- Task instructions -
Reply with one number only, the count of lines holding the string "Госстандарта".

......

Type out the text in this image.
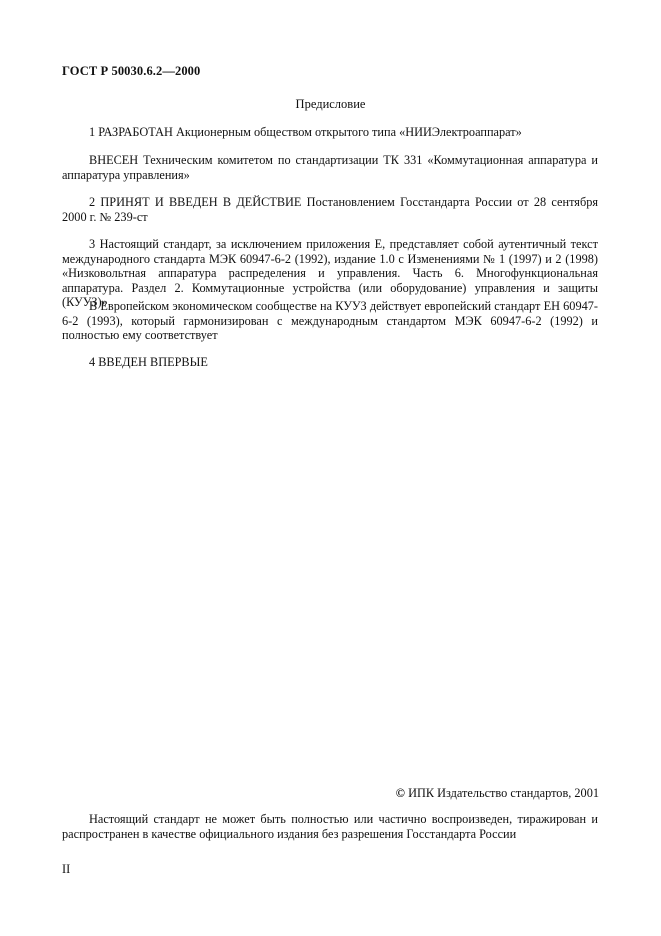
ГОСТ Р 50030.6.2—2000
Предисловие

1 РАЗРАБОТАН Акционерным обществом открытого типа «НИИЭлектроаппарат»

ВНЕСЕН Техническим комитетом по стандартизации ТК 331 «Коммутационная аппаратура и аппаратура управления»

2 ПРИНЯТ И ВВЕДЕН В ДЕЙСТВИЕ Постановлением Госстандарта России от 28 сентября 2000 г. № 239-ст

3 Настоящий стандарт, за исключением приложения Е, представляет собой аутентичный текст международного стандарта МЭК 60947-6-2 (1992), издание 1.0 с Изменениями № 1 (1997) и 2 (1998) «Низковольтная аппаратура распределения и управления. Часть 6. Многофункциональная аппаратура. Раздел 2. Коммутационные устройства (или оборудование) управления и защиты (КУУЗ)»

В Европейском экономическом сообществе на КУУЗ действует европейский стандарт ЕН 60947-6-2 (1993), который гармонизирован с международным стандартом МЭК 60947-6-2 (1992) и полностью ему соответствует

4 ВВЕДЕН ВПЕРВЫЕ

© ИПК Издательство стандартов, 2001

Настоящий стандарт не может быть полностью или частично воспроизведен, тиражирован и распространен в качестве официального издания без разрешения Госстандарта России

II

......

- Worked solution -
2